## Work to do
Print all of the entries exactly, minus the pictures.
== Recorded data ==
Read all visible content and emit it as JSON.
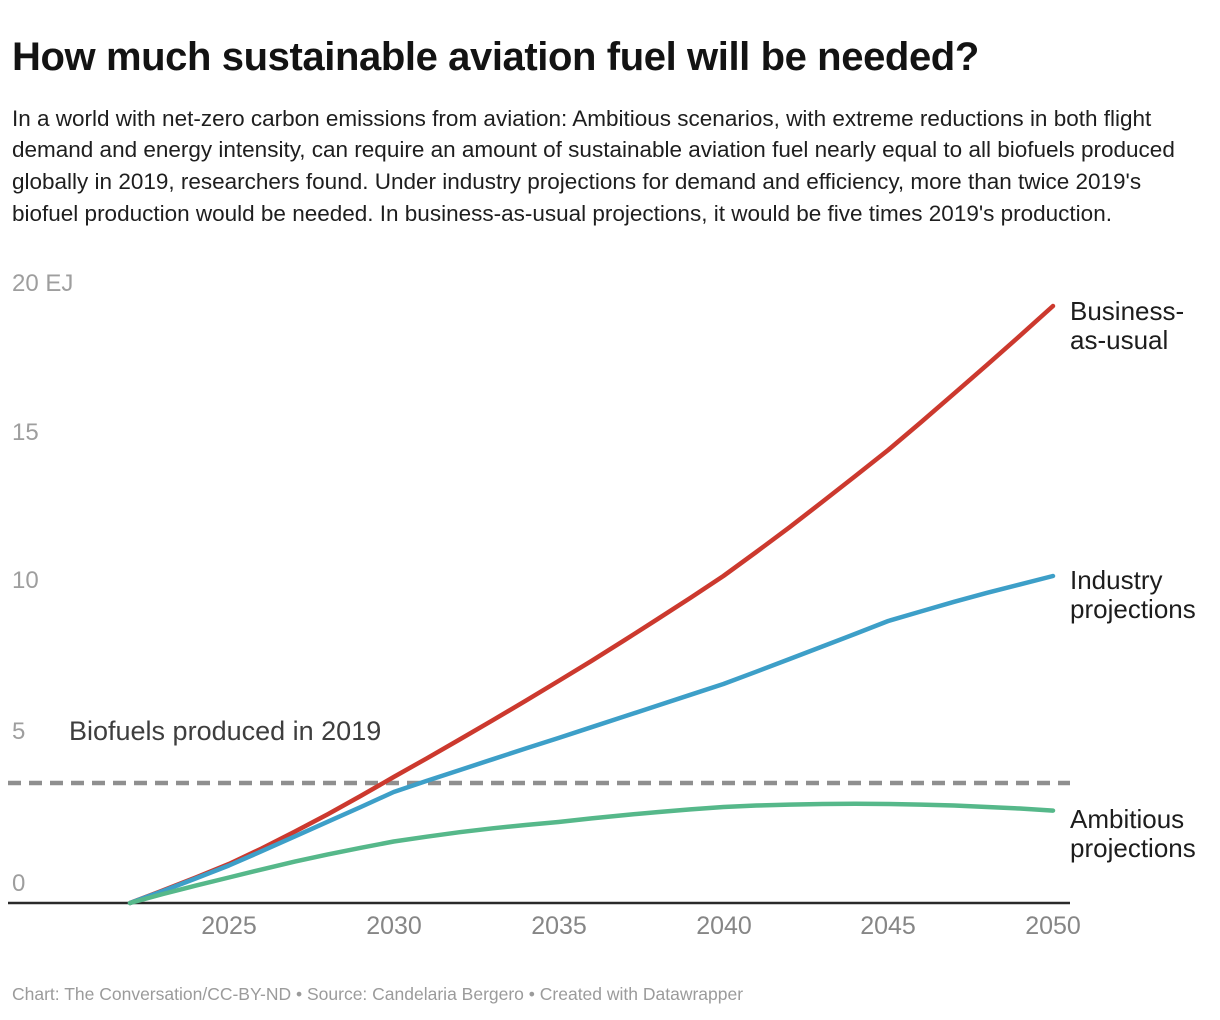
{
  "header": {
    "title": "How much sustainable aviation fuel will be needed?",
    "description": "In a world with net-zero carbon emissions from aviation: Ambitious scenarios, with extreme reductions in both flight demand and energy intensity, can require an amount of sustainable aviation fuel nearly equal to all biofuels produced globally in 2019, researchers found. Under industry projections for demand and efficiency, more than twice 2019's biofuel production would be needed. In business-as-usual projections, it would be five times 2019's production."
  },
  "chart_data": {
    "type": "line",
    "title": "How much sustainable aviation fuel will be needed?",
    "unit": "EJ",
    "xlim": [
      2022,
      2050
    ],
    "ylim": [
      0,
      20
    ],
    "grid": false,
    "legend_position": "right-of-line-ends",
    "years": [
      2022,
      2023,
      2024,
      2025,
      2026,
      2027,
      2028,
      2029,
      2030,
      2031,
      2032,
      2033,
      2034,
      2035,
      2036,
      2037,
      2038,
      2039,
      2040,
      2041,
      2042,
      2043,
      2044,
      2045,
      2046,
      2047,
      2048,
      2049,
      2050
    ],
    "series": [
      {
        "id": "business-as-usual",
        "name": "Business-as-usual",
        "label_lines": [
          "Business-",
          "as-usual"
        ],
        "color": "#cc392e",
        "values": [
          0,
          0.42,
          0.85,
          1.3,
          1.82,
          2.38,
          2.96,
          3.57,
          4.2,
          4.82,
          5.45,
          6.09,
          6.74,
          7.4,
          8.07,
          8.76,
          9.46,
          10.17,
          10.9,
          11.7,
          12.52,
          13.37,
          14.23,
          15.1,
          16.03,
          16.98,
          17.94,
          18.91,
          19.9
        ]
      },
      {
        "id": "industry-projections",
        "name": "Industry projections",
        "label_lines": [
          "Industry",
          "projections"
        ],
        "color": "#3d9fc8",
        "values": [
          0,
          0.4,
          0.82,
          1.25,
          1.73,
          2.22,
          2.71,
          3.2,
          3.7,
          4.07,
          4.43,
          4.79,
          5.15,
          5.5,
          5.86,
          6.22,
          6.58,
          6.94,
          7.3,
          7.71,
          8.13,
          8.55,
          8.97,
          9.4,
          9.72,
          10.04,
          10.34,
          10.62,
          10.9
        ]
      },
      {
        "id": "ambitious-projections",
        "name": "Ambitious projections",
        "label_lines": [
          "Ambitious",
          "projections"
        ],
        "color": "#56b88a",
        "values": [
          0,
          0.3,
          0.58,
          0.85,
          1.12,
          1.38,
          1.62,
          1.84,
          2.05,
          2.21,
          2.36,
          2.49,
          2.6,
          2.7,
          2.82,
          2.93,
          3.03,
          3.12,
          3.2,
          3.25,
          3.28,
          3.3,
          3.31,
          3.3,
          3.28,
          3.25,
          3.2,
          3.15,
          3.08
        ]
      }
    ],
    "annotation": {
      "label": "Biofuels produced in 2019",
      "value": 4
    },
    "y_ticks": [
      {
        "label": "20 EJ",
        "value": 20
      },
      {
        "label": "15",
        "value": 15
      },
      {
        "label": "10",
        "value": 10
      },
      {
        "label": "5",
        "value": 5
      },
      {
        "label": "0",
        "value": 0
      }
    ],
    "x_ticks": [
      {
        "label": "2025",
        "value": 2025
      },
      {
        "label": "2030",
        "value": 2030
      },
      {
        "label": "2035",
        "value": 2035
      },
      {
        "label": "2040",
        "value": 2040
      },
      {
        "label": "2045",
        "value": 2045
      },
      {
        "label": "2050",
        "value": 2050
      }
    ],
    "colors": {
      "dashed_reference": "#8f8f8f",
      "axis": "#2a2a2a"
    }
  },
  "footer": {
    "text": "Chart: The Conversation/CC-BY-ND • Source: Candelaria Bergero • Created with Datawrapper"
  }
}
===
## Problem solution
Read all visible content and emit it as JSON.
{
  "header": {
    "title": "How much sustainable aviation fuel will be needed?",
    "description": "In a world with net-zero carbon emissions from aviation: Ambitious scenarios, with extreme reductions in both flight demand and energy intensity, can require an amount of sustainable aviation fuel nearly equal to all biofuels produced globally in 2019, researchers found. Under industry projections for demand and efficiency, more than twice 2019's biofuel production would be needed. In business-as-usual projections, it would be five times 2019's production."
  },
  "chart_data": {
    "type": "line",
    "title": "How much sustainable aviation fuel will be needed?",
    "unit": "EJ",
    "xlim": [
      2022,
      2050
    ],
    "ylim": [
      0,
      20
    ],
    "grid": false,
    "legend_position": "right-of-line-ends",
    "years": [
      2022,
      2023,
      2024,
      2025,
      2026,
      2027,
      2028,
      2029,
      2030,
      2031,
      2032,
      2033,
      2034,
      2035,
      2036,
      2037,
      2038,
      2039,
      2040,
      2041,
      2042,
      2043,
      2044,
      2045,
      2046,
      2047,
      2048,
      2049,
      2050
    ],
    "series": [
      {
        "id": "business-as-usual",
        "name": "Business-as-usual",
        "label_lines": [
          "Business-",
          "as-usual"
        ],
        "color": "#cc392e",
        "values": [
          0,
          0.42,
          0.85,
          1.3,
          1.82,
          2.38,
          2.96,
          3.57,
          4.2,
          4.82,
          5.45,
          6.09,
          6.74,
          7.4,
          8.07,
          8.76,
          9.46,
          10.17,
          10.9,
          11.7,
          12.52,
          13.37,
          14.23,
          15.1,
          16.03,
          16.98,
          17.94,
          18.91,
          19.9
        ]
      },
      {
        "id": "industry-projections",
        "name": "Industry projections",
        "label_lines": [
          "Industry",
          "projections"
        ],
        "color": "#3d9fc8",
        "values": [
          0,
          0.4,
          0.82,
          1.25,
          1.73,
          2.22,
          2.71,
          3.2,
          3.7,
          4.07,
          4.43,
          4.79,
          5.15,
          5.5,
          5.86,
          6.22,
          6.58,
          6.94,
          7.3,
          7.71,
          8.13,
          8.55,
          8.97,
          9.4,
          9.72,
          10.04,
          10.34,
          10.62,
          10.9
        ]
      },
      {
        "id": "ambitious-projections",
        "name": "Ambitious projections",
        "label_lines": [
          "Ambitious",
          "projections"
        ],
        "color": "#56b88a",
        "values": [
          0,
          0.3,
          0.58,
          0.85,
          1.12,
          1.38,
          1.62,
          1.84,
          2.05,
          2.21,
          2.36,
          2.49,
          2.6,
          2.7,
          2.82,
          2.93,
          3.03,
          3.12,
          3.2,
          3.25,
          3.28,
          3.3,
          3.31,
          3.3,
          3.28,
          3.25,
          3.2,
          3.15,
          3.08
        ]
      }
    ],
    "annotation": {
      "label": "Biofuels produced in 2019",
      "value": 4
    },
    "y_ticks": [
      {
        "label": "20 EJ",
        "value": 20
      },
      {
        "label": "15",
        "value": 15
      },
      {
        "label": "10",
        "value": 10
      },
      {
        "label": "5",
        "value": 5
      },
      {
        "label": "0",
        "value": 0
      }
    ],
    "x_ticks": [
      {
        "label": "2025",
        "value": 2025
      },
      {
        "label": "2030",
        "value": 2030
      },
      {
        "label": "2035",
        "value": 2035
      },
      {
        "label": "2040",
        "value": 2040
      },
      {
        "label": "2045",
        "value": 2045
      },
      {
        "label": "2050",
        "value": 2050
      }
    ],
    "colors": {
      "dashed_reference": "#8f8f8f",
      "axis": "#2a2a2a"
    }
  },
  "footer": {
    "text": "Chart: The Conversation/CC-BY-ND • Source: Candelaria Bergero • Created with Datawrapper"
  }
}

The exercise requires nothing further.